### Set exercise
Extract each line containing the string "name".

▼

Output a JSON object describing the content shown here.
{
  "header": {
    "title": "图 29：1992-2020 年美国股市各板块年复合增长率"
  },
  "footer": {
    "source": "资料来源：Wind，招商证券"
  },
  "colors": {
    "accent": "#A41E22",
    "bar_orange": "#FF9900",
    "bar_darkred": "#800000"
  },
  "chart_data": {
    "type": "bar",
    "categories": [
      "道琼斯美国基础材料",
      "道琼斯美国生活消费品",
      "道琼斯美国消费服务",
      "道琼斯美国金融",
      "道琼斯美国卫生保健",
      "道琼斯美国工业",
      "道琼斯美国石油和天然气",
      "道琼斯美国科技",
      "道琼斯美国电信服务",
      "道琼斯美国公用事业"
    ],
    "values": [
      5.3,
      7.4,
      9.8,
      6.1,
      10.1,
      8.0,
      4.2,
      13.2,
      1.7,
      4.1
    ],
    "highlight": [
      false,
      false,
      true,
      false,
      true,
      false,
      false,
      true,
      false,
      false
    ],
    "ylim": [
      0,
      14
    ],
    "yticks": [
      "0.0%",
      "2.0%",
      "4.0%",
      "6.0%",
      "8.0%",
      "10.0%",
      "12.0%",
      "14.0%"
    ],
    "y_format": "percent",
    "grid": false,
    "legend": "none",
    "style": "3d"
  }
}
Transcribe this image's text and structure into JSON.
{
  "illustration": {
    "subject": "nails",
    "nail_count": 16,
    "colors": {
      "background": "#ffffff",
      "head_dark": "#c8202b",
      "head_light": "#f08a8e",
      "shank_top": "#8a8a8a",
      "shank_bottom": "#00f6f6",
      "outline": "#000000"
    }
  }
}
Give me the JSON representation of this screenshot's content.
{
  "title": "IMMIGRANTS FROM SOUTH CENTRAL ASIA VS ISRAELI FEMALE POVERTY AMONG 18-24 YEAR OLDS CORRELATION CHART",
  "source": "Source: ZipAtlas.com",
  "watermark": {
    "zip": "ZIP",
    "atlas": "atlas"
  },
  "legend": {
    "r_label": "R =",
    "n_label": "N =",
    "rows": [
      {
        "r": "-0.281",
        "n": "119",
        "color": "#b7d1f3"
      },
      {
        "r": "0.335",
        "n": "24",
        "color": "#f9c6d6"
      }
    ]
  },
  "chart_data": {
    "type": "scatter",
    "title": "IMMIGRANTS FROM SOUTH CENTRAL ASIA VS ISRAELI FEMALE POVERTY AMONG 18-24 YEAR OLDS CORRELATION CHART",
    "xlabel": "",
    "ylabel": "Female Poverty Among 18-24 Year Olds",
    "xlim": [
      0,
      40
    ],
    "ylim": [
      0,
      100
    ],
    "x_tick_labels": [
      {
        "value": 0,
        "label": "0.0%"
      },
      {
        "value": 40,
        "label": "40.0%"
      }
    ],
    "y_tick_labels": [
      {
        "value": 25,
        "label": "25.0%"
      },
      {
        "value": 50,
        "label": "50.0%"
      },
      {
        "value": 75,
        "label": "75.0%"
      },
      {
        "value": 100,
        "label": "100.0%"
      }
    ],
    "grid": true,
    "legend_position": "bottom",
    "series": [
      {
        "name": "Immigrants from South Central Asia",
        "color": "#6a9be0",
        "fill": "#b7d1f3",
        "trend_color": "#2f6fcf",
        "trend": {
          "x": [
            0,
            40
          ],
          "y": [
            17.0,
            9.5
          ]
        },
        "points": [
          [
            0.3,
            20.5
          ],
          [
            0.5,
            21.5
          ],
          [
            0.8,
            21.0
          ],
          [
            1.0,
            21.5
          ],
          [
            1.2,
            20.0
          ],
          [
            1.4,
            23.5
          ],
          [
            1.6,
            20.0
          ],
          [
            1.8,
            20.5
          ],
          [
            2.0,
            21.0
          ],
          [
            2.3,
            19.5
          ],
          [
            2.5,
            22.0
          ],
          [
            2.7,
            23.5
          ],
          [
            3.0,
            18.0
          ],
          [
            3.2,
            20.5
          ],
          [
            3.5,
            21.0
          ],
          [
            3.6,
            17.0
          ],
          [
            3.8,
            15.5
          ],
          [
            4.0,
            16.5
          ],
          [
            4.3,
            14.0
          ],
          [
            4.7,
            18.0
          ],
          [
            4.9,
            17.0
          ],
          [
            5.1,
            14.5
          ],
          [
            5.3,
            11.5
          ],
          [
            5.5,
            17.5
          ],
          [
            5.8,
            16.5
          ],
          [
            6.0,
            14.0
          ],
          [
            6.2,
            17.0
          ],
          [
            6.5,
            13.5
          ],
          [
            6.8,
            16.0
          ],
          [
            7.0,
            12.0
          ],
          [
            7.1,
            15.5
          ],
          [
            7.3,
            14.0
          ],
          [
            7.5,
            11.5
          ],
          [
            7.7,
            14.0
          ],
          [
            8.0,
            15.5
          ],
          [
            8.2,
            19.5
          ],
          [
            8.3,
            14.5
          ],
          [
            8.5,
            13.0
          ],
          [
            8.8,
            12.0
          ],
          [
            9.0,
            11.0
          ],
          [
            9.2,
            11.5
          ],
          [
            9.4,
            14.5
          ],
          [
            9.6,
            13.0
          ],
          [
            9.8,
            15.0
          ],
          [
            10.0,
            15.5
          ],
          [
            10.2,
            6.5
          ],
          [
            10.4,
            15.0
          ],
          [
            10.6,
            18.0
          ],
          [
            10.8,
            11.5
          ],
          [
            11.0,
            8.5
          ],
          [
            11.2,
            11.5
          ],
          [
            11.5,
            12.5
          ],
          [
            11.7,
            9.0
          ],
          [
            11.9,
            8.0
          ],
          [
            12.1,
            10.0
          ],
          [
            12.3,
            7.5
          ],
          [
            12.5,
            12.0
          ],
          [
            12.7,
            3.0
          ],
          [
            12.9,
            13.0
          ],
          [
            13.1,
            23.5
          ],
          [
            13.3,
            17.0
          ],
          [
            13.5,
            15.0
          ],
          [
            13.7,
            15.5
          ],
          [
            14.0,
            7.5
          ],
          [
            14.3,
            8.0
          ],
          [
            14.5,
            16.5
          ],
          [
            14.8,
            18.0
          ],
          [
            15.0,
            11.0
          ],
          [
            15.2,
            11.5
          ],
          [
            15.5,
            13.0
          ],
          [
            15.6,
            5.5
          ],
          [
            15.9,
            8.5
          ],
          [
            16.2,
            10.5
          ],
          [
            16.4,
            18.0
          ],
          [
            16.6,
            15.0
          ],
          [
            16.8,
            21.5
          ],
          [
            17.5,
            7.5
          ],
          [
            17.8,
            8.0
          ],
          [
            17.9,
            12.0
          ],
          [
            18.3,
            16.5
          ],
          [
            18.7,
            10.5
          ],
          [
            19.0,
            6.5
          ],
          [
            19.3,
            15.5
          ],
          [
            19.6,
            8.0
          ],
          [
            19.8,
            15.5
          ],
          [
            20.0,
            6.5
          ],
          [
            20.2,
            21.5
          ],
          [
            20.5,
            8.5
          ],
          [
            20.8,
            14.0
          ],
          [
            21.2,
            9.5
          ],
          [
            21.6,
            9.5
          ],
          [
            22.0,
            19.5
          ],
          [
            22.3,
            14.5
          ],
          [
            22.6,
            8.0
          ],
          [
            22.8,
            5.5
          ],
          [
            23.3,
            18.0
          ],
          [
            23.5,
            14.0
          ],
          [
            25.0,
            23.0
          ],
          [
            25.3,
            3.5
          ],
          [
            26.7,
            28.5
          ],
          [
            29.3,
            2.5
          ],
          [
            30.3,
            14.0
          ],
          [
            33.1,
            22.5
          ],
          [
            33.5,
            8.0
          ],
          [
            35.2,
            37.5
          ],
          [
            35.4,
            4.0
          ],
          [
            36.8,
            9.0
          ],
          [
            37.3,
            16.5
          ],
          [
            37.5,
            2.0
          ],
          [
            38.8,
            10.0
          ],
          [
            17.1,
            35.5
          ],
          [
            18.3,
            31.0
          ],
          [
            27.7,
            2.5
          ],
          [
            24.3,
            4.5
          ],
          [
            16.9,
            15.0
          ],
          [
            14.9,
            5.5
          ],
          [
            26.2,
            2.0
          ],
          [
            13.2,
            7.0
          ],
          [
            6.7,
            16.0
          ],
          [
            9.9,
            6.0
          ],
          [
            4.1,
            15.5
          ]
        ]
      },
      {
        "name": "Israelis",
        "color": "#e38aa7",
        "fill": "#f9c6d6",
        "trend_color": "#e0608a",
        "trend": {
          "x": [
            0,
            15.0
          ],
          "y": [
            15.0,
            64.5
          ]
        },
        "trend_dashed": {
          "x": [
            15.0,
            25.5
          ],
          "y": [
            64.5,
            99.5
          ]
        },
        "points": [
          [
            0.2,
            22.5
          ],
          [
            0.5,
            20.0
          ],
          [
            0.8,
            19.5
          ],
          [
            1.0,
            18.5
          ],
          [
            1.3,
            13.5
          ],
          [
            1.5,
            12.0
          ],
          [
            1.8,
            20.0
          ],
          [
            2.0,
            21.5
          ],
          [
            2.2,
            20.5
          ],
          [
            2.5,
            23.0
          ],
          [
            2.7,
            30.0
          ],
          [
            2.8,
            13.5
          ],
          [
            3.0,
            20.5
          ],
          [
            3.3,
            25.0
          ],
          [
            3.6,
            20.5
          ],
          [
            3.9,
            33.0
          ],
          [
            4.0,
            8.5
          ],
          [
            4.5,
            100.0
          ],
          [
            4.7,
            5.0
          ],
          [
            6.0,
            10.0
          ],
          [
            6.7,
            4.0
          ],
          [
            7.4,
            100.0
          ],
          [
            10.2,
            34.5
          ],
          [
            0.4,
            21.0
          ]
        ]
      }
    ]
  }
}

▲

### Answer
        "name": "Immigrants from South Central Asia",
        "name": "Israelis",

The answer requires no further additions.